------ RECORD SET ------
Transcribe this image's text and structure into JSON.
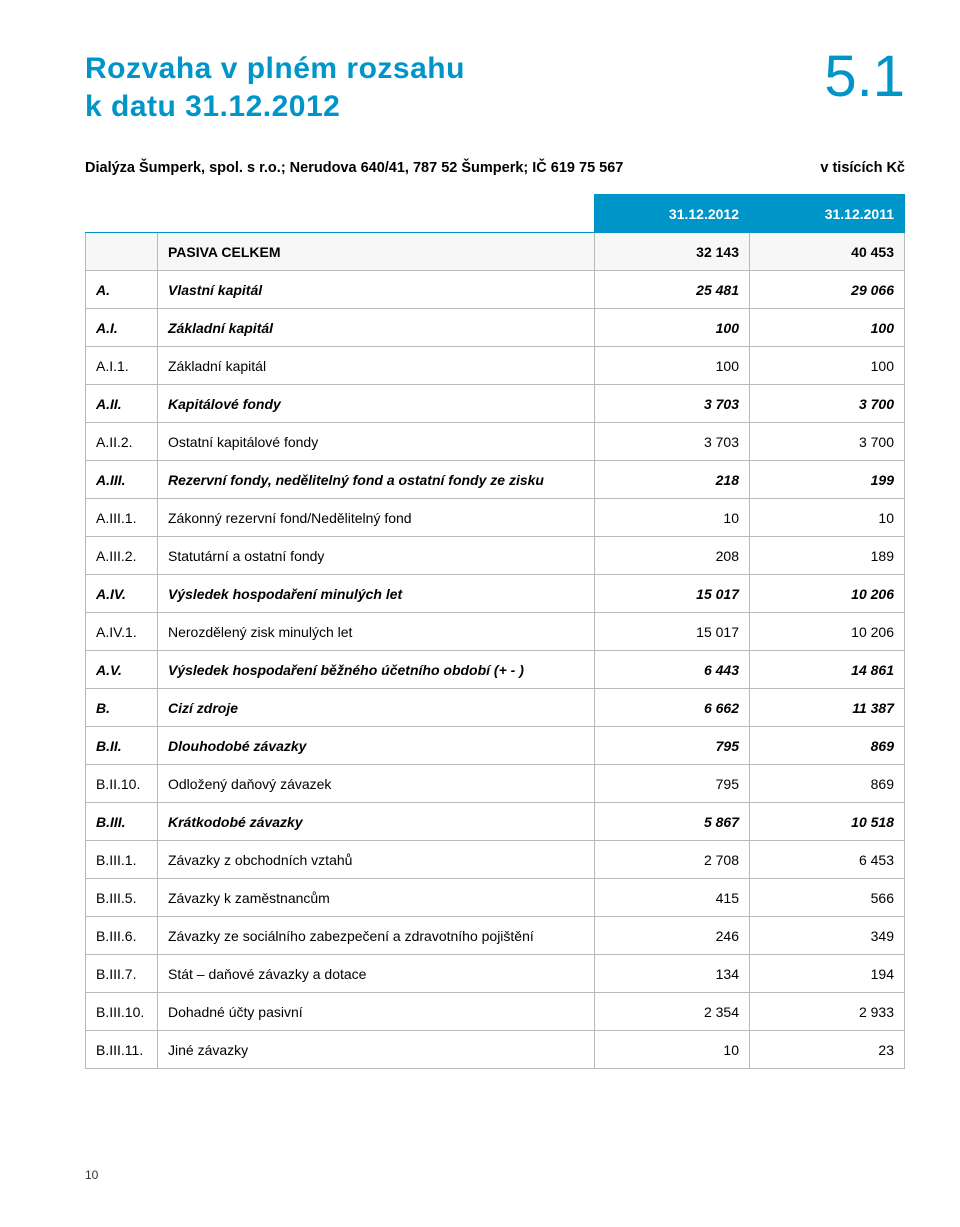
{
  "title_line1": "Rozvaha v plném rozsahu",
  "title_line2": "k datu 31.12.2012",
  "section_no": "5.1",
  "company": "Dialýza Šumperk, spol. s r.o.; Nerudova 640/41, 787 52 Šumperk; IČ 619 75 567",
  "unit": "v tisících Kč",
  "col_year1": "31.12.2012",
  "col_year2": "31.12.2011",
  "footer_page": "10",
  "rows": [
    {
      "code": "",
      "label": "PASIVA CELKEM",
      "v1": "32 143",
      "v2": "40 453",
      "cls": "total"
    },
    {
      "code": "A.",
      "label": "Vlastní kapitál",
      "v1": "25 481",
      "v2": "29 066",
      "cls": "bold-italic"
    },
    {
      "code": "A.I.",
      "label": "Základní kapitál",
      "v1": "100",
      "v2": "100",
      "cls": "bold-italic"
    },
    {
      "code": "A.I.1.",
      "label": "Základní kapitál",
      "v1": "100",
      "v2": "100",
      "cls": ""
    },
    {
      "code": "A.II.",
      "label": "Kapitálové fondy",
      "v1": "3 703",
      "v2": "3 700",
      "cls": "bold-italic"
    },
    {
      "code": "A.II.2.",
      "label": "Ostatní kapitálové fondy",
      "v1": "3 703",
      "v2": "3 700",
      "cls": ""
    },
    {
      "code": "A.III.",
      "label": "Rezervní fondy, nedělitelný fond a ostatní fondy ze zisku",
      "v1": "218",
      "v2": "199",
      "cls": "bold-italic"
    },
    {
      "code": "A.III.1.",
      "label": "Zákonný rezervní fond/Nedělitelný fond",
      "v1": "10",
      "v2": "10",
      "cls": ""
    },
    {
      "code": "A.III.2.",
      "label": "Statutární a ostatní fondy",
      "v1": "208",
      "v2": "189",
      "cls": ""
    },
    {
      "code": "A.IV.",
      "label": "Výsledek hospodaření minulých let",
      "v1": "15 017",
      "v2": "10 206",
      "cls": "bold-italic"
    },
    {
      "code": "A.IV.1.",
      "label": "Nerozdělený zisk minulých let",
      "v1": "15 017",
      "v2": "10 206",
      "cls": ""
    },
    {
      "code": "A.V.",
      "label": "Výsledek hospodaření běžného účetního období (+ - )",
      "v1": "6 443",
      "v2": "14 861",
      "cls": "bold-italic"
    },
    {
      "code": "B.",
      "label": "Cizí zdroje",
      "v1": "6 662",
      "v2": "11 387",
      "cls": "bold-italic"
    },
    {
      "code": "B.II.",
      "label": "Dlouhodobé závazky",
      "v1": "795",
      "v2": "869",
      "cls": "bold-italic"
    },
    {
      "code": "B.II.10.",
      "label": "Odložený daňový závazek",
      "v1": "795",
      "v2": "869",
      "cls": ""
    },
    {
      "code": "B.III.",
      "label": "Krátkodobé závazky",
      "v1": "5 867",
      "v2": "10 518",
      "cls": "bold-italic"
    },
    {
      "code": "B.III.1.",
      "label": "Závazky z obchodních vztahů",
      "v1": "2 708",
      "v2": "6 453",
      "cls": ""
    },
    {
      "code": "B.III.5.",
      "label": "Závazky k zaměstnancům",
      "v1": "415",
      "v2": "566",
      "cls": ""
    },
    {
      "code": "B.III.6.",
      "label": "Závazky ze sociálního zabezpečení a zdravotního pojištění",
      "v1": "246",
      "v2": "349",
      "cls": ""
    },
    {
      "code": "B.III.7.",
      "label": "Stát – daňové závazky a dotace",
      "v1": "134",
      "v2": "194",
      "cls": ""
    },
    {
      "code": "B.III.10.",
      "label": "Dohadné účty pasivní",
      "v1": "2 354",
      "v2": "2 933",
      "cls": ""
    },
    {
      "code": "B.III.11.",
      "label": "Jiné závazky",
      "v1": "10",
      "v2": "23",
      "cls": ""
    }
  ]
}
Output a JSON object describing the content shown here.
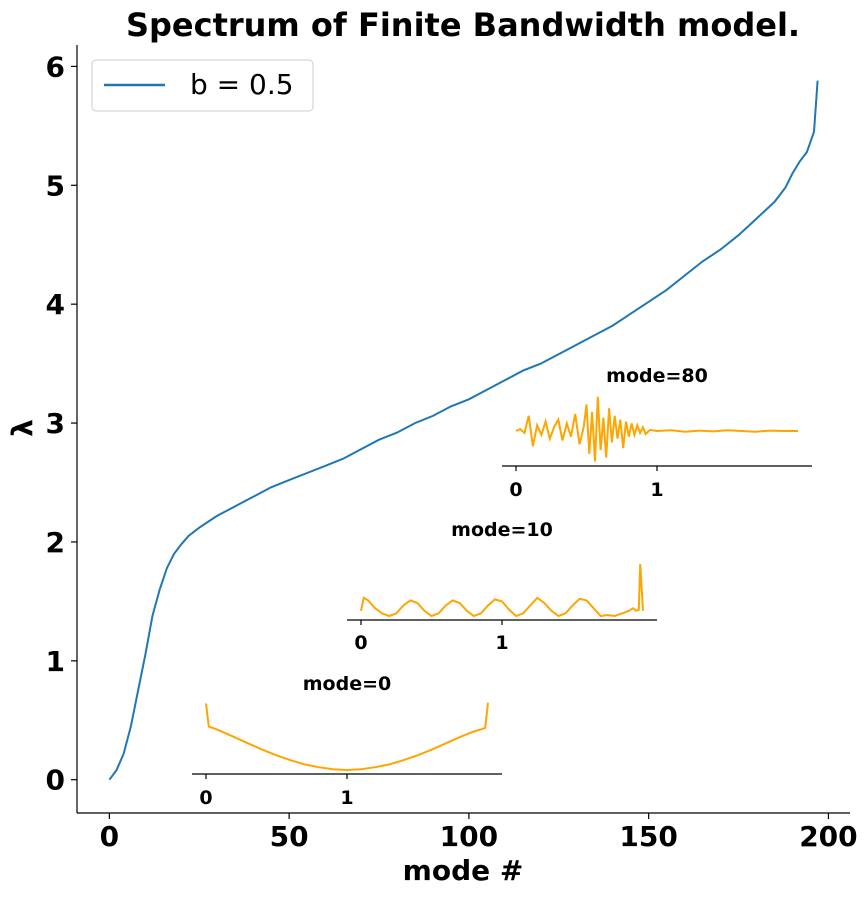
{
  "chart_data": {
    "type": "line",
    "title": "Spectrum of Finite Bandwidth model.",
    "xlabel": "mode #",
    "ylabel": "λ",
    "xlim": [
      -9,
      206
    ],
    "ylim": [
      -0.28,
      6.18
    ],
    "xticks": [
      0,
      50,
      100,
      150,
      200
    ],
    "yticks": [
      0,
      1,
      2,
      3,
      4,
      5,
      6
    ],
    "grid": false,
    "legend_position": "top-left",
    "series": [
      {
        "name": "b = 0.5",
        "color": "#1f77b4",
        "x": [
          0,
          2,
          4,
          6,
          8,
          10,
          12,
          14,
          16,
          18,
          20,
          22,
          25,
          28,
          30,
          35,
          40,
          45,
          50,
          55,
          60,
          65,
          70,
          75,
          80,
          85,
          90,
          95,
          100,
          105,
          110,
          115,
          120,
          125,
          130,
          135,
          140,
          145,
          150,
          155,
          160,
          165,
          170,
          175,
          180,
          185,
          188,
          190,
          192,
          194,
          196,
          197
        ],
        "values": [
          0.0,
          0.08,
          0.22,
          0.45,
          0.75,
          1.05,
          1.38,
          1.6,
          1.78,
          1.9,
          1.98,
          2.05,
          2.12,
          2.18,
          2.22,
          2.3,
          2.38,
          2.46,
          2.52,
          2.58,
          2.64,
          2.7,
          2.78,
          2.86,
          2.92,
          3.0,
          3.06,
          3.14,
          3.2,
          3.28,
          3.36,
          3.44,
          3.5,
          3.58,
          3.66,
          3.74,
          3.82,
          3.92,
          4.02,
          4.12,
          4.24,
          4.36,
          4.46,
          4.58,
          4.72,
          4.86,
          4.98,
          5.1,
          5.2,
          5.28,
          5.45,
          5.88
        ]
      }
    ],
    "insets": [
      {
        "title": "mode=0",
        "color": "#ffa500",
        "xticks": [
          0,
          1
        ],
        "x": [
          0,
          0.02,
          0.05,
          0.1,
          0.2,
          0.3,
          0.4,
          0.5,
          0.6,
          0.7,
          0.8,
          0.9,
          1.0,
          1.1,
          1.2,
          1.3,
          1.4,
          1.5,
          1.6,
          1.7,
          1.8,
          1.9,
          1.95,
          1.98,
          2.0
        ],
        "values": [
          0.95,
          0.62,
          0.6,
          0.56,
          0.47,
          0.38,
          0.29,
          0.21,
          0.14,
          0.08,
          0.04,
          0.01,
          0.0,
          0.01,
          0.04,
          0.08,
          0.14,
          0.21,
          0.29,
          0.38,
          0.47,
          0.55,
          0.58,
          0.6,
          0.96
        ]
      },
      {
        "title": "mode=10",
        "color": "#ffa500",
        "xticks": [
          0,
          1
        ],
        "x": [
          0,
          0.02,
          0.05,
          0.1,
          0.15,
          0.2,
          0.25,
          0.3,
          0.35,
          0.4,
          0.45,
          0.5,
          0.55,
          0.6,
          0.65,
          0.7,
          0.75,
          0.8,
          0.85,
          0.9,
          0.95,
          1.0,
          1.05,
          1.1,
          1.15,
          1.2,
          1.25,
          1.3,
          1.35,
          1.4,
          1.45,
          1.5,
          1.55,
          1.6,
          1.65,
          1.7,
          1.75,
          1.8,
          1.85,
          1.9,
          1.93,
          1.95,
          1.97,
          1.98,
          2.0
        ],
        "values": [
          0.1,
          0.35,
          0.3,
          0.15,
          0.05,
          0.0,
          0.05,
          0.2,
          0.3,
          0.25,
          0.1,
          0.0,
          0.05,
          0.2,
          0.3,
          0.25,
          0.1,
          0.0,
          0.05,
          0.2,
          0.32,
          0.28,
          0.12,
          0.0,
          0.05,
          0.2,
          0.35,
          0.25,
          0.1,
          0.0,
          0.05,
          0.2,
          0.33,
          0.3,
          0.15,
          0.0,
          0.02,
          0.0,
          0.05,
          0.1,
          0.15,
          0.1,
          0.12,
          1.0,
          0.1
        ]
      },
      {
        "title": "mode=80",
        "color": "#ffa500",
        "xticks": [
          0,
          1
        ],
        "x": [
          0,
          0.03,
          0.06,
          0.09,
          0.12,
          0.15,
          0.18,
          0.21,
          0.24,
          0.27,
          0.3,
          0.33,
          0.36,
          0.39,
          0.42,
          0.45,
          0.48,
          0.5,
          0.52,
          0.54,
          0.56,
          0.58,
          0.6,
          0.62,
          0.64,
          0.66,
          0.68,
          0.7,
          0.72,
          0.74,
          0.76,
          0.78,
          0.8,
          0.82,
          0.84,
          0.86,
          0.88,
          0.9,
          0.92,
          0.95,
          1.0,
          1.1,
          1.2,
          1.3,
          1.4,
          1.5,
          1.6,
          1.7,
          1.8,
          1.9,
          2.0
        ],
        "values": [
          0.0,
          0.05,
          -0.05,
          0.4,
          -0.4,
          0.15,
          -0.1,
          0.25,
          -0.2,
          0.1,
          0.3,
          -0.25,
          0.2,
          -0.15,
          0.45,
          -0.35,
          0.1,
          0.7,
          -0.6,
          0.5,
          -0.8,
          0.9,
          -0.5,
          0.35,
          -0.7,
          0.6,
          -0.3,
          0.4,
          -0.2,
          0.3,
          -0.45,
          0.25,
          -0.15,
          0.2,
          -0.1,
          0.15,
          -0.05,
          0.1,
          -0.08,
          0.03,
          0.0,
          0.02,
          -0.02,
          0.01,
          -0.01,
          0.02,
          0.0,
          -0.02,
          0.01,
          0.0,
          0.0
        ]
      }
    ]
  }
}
------
EXERCISE DETAILS -
Select every line in the material above where the string "fondy" occurs, and copy it.

FINAL RESULT -
      "label": "Kapitálové fondy",
      "label": "Ostatní kapitálové fondy",
      "label": "Rezervní fondy, nedělitelný fond a ostatní fondy ze zisku",
      "label": "Statutární a ostatní fondy",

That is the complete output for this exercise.